Copy each line containing the word "JSON" from the records that follow, please.
-- Start DATA ENTRIES --
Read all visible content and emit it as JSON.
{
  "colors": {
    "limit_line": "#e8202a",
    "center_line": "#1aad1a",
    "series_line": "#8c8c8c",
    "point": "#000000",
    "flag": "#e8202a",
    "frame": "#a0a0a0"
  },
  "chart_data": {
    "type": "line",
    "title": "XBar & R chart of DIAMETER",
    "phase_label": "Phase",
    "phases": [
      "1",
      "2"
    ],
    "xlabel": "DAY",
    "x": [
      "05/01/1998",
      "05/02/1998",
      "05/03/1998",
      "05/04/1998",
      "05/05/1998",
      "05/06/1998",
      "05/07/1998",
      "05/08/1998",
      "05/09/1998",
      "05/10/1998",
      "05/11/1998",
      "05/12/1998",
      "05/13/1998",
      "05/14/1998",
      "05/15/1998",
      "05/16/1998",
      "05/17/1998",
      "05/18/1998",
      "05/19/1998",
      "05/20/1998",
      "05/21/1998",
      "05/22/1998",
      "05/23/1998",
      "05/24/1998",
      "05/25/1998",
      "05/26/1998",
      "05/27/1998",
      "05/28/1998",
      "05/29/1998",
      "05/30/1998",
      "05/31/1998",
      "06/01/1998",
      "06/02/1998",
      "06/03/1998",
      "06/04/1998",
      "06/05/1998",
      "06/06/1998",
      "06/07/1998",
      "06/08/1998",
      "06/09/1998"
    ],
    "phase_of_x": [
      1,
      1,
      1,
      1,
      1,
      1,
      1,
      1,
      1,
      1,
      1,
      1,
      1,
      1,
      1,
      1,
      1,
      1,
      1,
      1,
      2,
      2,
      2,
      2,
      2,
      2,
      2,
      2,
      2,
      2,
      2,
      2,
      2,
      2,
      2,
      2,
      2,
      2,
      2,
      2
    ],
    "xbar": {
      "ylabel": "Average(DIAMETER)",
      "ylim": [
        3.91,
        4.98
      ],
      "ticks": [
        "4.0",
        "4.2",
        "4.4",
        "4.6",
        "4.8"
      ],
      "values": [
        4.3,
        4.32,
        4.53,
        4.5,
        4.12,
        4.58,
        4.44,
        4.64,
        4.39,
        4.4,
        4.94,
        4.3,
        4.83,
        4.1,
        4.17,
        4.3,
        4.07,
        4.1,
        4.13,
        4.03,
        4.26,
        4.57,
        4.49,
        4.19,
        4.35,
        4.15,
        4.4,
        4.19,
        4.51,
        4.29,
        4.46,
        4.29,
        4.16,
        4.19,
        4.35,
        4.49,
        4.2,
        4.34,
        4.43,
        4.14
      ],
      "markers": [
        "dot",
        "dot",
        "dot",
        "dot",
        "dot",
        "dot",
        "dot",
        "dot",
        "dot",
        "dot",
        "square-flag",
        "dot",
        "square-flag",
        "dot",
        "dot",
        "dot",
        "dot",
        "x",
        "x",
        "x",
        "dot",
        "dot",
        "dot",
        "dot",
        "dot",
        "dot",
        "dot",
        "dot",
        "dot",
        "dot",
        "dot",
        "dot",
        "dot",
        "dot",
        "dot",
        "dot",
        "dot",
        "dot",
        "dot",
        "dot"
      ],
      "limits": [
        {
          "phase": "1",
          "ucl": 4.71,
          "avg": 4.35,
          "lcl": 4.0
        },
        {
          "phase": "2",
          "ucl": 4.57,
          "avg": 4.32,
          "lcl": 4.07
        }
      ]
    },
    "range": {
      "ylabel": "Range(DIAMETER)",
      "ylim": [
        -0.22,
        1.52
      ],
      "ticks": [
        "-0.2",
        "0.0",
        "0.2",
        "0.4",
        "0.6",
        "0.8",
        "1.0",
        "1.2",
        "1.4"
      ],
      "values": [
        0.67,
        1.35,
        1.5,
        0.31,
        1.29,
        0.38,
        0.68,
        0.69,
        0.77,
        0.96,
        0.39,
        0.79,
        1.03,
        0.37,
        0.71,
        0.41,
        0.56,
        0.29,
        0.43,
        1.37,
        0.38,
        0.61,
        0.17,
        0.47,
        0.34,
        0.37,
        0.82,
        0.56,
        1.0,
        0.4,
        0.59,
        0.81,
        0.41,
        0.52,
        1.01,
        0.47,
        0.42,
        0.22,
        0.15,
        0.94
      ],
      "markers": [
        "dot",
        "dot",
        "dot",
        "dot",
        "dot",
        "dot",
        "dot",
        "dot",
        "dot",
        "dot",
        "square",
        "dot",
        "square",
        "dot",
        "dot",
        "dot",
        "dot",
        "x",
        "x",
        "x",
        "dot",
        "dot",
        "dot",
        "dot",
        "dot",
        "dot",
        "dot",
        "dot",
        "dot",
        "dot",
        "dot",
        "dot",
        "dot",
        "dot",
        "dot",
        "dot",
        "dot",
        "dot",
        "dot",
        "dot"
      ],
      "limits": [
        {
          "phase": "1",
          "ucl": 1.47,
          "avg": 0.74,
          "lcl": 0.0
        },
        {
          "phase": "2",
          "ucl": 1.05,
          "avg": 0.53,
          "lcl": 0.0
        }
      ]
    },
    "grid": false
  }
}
-- End DATA ENTRIES --
-- Start DATA ENTRIES --
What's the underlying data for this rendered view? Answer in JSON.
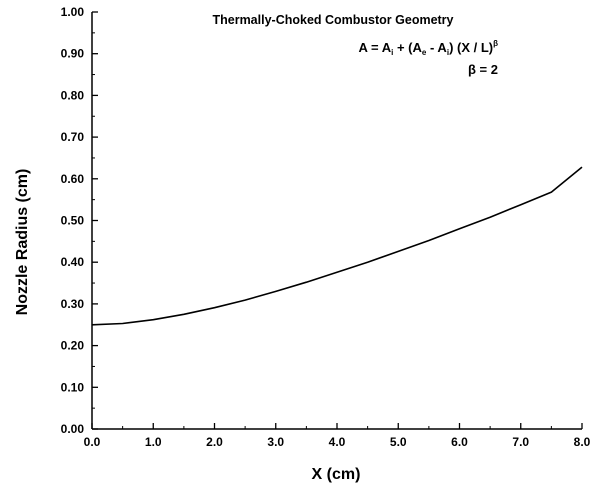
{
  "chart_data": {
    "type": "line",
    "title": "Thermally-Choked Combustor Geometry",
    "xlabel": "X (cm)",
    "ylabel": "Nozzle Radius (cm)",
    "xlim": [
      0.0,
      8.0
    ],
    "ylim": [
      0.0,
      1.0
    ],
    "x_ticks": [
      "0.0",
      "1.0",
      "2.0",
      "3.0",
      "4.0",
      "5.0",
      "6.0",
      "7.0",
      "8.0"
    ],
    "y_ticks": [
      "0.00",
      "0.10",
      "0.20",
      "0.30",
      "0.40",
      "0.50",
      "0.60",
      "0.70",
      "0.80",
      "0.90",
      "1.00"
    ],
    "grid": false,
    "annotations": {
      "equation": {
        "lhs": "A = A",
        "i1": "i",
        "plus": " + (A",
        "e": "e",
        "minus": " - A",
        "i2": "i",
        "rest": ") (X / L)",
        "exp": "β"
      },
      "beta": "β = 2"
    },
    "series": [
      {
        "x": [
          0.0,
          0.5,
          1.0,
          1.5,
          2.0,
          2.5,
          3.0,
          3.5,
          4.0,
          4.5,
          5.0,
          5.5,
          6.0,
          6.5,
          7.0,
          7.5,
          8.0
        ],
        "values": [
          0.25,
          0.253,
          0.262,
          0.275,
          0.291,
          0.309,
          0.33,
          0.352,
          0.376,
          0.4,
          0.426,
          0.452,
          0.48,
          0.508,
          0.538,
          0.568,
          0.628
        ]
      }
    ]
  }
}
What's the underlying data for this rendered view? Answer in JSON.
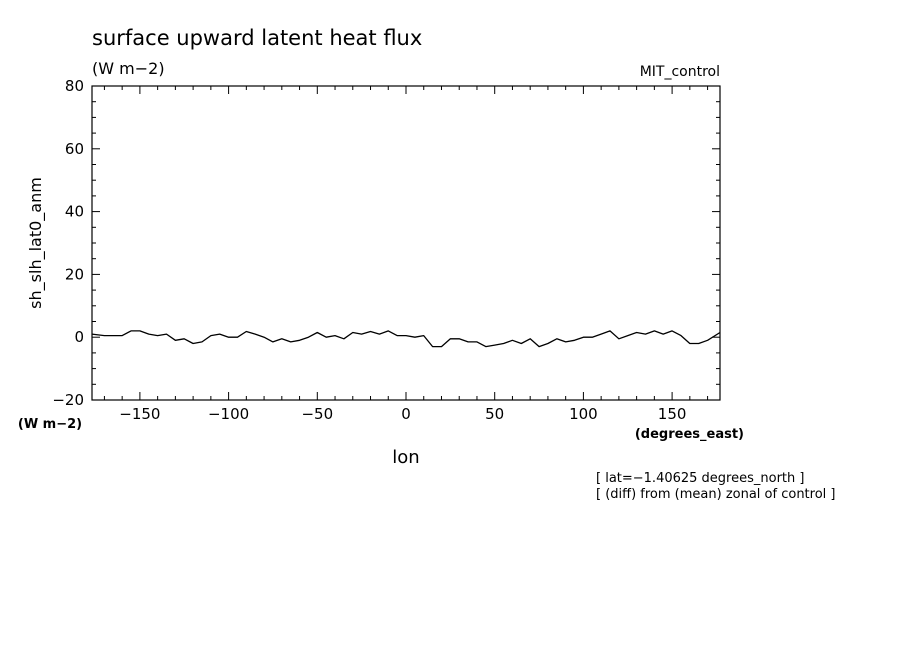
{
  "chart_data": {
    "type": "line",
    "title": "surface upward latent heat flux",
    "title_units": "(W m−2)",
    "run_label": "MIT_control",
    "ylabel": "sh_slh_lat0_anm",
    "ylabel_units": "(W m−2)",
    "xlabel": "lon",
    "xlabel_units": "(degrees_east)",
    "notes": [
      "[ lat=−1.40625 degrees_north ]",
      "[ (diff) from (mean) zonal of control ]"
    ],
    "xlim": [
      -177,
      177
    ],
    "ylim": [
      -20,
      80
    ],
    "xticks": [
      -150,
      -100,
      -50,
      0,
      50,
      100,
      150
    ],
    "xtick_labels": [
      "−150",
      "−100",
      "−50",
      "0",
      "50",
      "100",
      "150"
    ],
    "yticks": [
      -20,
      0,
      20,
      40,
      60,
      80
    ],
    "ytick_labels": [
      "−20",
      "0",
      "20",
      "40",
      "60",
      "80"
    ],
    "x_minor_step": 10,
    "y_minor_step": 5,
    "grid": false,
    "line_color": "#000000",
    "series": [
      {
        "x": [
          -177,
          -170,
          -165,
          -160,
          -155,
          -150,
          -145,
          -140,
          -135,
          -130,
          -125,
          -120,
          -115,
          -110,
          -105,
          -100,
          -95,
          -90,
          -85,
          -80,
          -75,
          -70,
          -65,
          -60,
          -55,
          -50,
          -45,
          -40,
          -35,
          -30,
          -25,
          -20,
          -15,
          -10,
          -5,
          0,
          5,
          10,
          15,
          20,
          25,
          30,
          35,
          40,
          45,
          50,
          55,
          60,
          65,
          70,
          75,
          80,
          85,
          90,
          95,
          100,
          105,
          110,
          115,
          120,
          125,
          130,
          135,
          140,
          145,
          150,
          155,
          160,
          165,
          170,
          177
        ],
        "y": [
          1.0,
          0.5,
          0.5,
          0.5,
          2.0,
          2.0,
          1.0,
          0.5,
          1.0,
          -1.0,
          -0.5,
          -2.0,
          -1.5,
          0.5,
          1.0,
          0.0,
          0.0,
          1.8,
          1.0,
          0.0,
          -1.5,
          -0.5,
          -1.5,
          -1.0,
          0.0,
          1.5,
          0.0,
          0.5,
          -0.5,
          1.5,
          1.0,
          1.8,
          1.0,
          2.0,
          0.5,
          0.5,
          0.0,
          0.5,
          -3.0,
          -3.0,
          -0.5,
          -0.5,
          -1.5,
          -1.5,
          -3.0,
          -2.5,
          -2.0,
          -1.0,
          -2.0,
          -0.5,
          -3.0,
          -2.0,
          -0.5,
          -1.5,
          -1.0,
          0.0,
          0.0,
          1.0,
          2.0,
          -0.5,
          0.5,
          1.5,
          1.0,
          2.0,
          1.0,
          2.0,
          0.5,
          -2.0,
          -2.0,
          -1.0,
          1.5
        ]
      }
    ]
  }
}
-- End DATA ENTRIES --
-- Start DATA ENTRIES --
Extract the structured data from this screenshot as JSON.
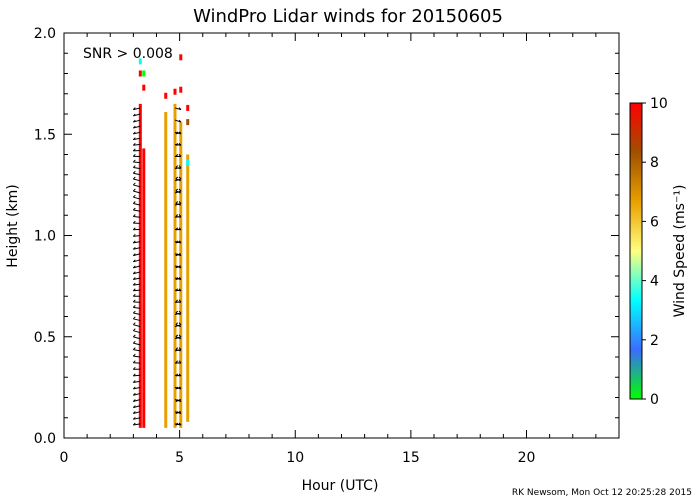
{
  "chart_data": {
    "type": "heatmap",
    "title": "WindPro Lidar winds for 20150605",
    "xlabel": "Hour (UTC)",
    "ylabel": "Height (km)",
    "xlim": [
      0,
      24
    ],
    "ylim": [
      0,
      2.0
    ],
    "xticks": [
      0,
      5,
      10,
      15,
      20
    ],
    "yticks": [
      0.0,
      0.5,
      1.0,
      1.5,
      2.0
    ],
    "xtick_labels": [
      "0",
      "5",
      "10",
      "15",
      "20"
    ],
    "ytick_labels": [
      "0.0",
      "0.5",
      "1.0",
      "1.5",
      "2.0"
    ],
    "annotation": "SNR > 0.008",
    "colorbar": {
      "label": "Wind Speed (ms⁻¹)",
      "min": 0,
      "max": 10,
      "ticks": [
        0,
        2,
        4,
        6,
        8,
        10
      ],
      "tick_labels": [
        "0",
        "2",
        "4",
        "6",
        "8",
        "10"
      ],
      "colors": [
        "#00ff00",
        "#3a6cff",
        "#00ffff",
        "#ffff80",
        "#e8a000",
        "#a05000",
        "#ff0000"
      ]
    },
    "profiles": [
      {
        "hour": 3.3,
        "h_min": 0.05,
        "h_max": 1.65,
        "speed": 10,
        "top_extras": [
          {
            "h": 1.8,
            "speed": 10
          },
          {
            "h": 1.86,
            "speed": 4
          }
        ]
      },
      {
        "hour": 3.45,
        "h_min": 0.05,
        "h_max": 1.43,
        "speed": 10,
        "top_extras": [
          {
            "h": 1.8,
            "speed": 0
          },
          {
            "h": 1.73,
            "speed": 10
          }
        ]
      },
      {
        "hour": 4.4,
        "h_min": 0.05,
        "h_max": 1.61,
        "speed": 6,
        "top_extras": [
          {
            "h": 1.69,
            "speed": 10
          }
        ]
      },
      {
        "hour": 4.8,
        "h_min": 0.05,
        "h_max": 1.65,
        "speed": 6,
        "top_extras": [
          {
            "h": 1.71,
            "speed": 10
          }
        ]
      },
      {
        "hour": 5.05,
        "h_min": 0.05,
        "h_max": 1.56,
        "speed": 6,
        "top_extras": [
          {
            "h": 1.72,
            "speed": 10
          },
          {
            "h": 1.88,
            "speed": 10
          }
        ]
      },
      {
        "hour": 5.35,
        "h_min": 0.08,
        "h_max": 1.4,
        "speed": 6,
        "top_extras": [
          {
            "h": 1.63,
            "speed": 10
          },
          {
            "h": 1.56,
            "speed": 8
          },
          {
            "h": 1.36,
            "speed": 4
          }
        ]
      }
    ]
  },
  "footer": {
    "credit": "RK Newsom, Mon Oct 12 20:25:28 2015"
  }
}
-- End DATA ENTRIES --
▸ ANSWER TO THIS TASK
Read all visible content and emit it as JSON.
What's the underlying data for this rendered view? Answer in JSON.
What's the underlying data for this rendered view? Answer in JSON.
Extract the structured data from this screenshot as JSON.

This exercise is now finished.